=== Consigne 1 ===
Recopiez à l'identique, dans les données fournies, la partie qui s'ouvre sur la ligne contenant « support-row-detail: (Purchasing of » et se ferme sur la ligne contenant « description-line: (Installation <box>464 », ces deux lignes comprises.

=== Extrait cité ===
# # # # #

Eugène Wilhelm et le barreau de Strasbourg

Frédéric_Eccard

Frédéric Eccard

« Notre reconnaissance va en premier lieu à Me Wilhelm dont la science juridique est sans limite et qui pendant des années a répandu les trésors de ses connaissances et l’expérience de sa longue carrière de magistrat et d’avocat dans ses notes et ses commentaires. Aussi expert en droit allemand qu’en droit français, il était particulièrement qualifié pour réunir et commenter la jurisprudence, qui a appliqué notre législation locale et qui a assuré la transition entre le droit d’avant et d’après-guerre » [1]. C’est en ces termes élogieux que Frédéric Eccard, alors président de l’association régionale des avocats des départements du Bas-Rhin, du Haut-Rhin et de la Moselle, ancien sénateur du Bas-Rhin et ancien bâtonnier du barreau de Strasbourg, rend hommage à Eugène Wilhelm en 1938 lorsque ce dernier décide, à l’âge de 72 ans, de quitter le secrétariat de rédaction de la Revue juridique d’Alsace Lorraine [2].

Eugène Wilhelm, cet érudit qui fut successivement durant sa carrière magistrat et avocat, expert en droit français et en droit allemand incarne un personnage atypique. En Alsace, il a marqué la mémoire du barreau de Strasbourg de son empreinte de 1919 jusqu’à son décès en 1951. Mais il aussi, et surtout, marqué la mémoire des mouvements homosexuels français et allemand en tant qu’auteur, sous le pseudonyme de Numa Praetorius, de plus d’une centaine d’articles scientifiques, juridiques et littéraires, d’environ un millier de critiques d’ouvrages tous ayant trait à la sexualité en générale et à l’homosexualité en particulier.

Eugène Wilhelm, né le 20 mars 1866 à Strasbourg, est le fils du commerçant Daniel Wilhelm. Suite à l’obtention de son baccalauréat au Gymnase protestant de Strasbourg, il effectue ses études de droit à la Kaiser-Wilhelm-Universität de Strasbourg où il obtient, en 1890, le titre de Dr. iur. après avoir soutenu sa thèse intitulée Das Moment der Rechtswidrigkeit bei der Beleidigung (L’instant d’illéicité en cas d’injure). Se destinant à la magistrature, il effectue des stages en qualité de référendaire dans plusieurs tribunaux d’Alsace et de Lorraine, jusqu’à sa nomination, en novembre 1893, comme juge assesseur à l’équivalent de notre actuel Tribunal d’Instance de Strasbourg. Sa carrière connaît son point culminant en 1906, lorsqu’il est nommé juge général au Tribunal de Strasbourg. Afin d’éviter un scandale homosexuel, il démissionne en avril 1908 et tâche de se faire oublier en devenant administrateur-séquestre, et ce jusqu’en 1918 [3].

# # # # #

=== Données fournies ===
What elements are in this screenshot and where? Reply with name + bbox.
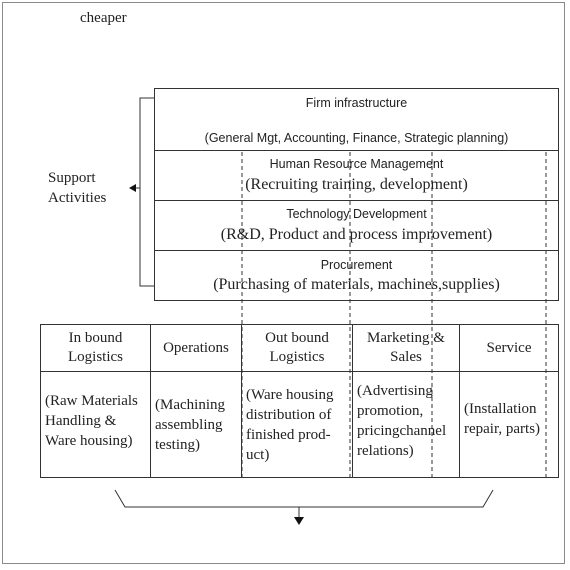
support-row-detail: (Purchasing of materials, machines,supplies) <box>213 276 500 293</box>
description-line: Ware housing) <box>45 433 133 449</box>
primary-cell-marketing-sales <box>353 325 460 477</box>
primary-cell-description <box>155 395 225 455</box>
description-line: relations) <box>357 443 414 459</box>
support-row-human-resource <box>155 151 558 201</box>
description-line: promotion, <box>357 403 424 419</box>
description-line: (Installation <box>464 401 537 417</box>
primary-cell-operations <box>151 325 242 477</box>
support-row-technology <box>155 201 558 251</box>
primary-cell-header <box>353 325 459 372</box>
primary-cell-header <box>242 325 352 372</box>
primary-activities-table <box>40 324 559 478</box>
description-line: Handling & <box>45 413 117 429</box>
header-line: Sales <box>390 349 422 365</box>
description-line: (Advertising <box>357 383 433 399</box>
description-line: (Raw Materials <box>45 393 138 409</box>
primary-cell-description <box>45 391 138 451</box>
primary-cell-header <box>151 325 241 372</box>
description-line: testing) <box>155 437 200 453</box>
primary-cell-header <box>41 325 150 372</box>
description-line: finished prod- <box>246 427 331 443</box>
support-label-line2: Activities <box>48 190 107 206</box>
description-line: (Machining <box>155 397 225 413</box>
description-line: (Ware housing <box>246 387 334 403</box>
down-arrow-head <box>294 517 304 525</box>
support-activities-box <box>154 88 559 301</box>
primary-cell-description <box>246 385 334 465</box>
header-line: Service <box>486 339 532 356</box>
primary-bottom-brace <box>115 490 493 507</box>
support-arrow-head <box>129 184 136 192</box>
support-bracket <box>140 98 154 286</box>
description-line: assembling <box>155 417 223 433</box>
header-line: Logistics <box>269 349 325 365</box>
support-row-detail: (Recruiting training, development) <box>245 176 468 193</box>
header-line: Marketing & <box>367 330 445 346</box>
primary-cell-outbound-logistics <box>242 325 353 477</box>
header-line: Out bound <box>265 330 329 346</box>
support-row-detail: (R&D, Product and process improvement) <box>220 226 493 243</box>
support-row-title: Human Resource Management <box>269 157 444 171</box>
support-row-procurement <box>155 251 558 300</box>
support-row-firm-infrastructure <box>155 89 558 151</box>
support-row-title: Firm infrastructure <box>305 96 408 110</box>
support-row-detail: (General Mgt, Accounting, Finance, Strategic planning) <box>204 131 509 145</box>
header-line: Operations <box>163 339 229 356</box>
header-line: In bound <box>68 330 123 346</box>
description-line: distribution of <box>246 407 332 423</box>
primary-cell-description <box>464 399 540 439</box>
description-line: pricingchannel <box>357 423 447 439</box>
support-row-title: Procurement <box>320 258 393 272</box>
support-label-line1: Support <box>48 170 96 186</box>
support-row-title: Technology Development <box>286 207 427 221</box>
description-line: uct) <box>246 447 270 463</box>
header-line: Logistics <box>68 349 123 365</box>
primary-cell-description <box>357 381 446 461</box>
primary-cell-service <box>460 325 558 477</box>
primary-cell-inbound-logistics <box>41 325 151 477</box>
primary-cell-header <box>460 325 558 372</box>
top-text: cheaper <box>80 10 127 26</box>
description-line: repair, parts) <box>464 421 541 437</box>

# # # # #

=== Consigne 2 ===
D'après l'extrait sur Eugène Wilhelm, répondez brièvement :
(a) En quelle année Frédéric Eccard rend-il hommage à Eugène Wilhelm ?
(b) Sous quel pseudonyme Eugène Wilhelm a-t-il signé ses articles ?
(c) En quelle année obtient-il le titre de Dr. iur. ?

=== Réponse 1 ===
support-row-detail: (Purchasing of materials, machines,supplies) <box>213 276 500 293</box>
description-line: Ware housing) <box>45 433 133 449</box>
primary-cell-marketing-sales <box>353 325 460 477</box>
primary-cell-description <box>155 395 225 455</box>
description-line: relations) <box>357 443 414 459</box>
support-row-human-resource <box>155 151 558 201</box>
description-line: promotion, <box>357 403 424 419</box>
description-line: (Installation <box>464 401 537 417</box>

=== Réponse 2 ===
(a) En 1938.
(b) Numa Praetorius.
(c) En 1890.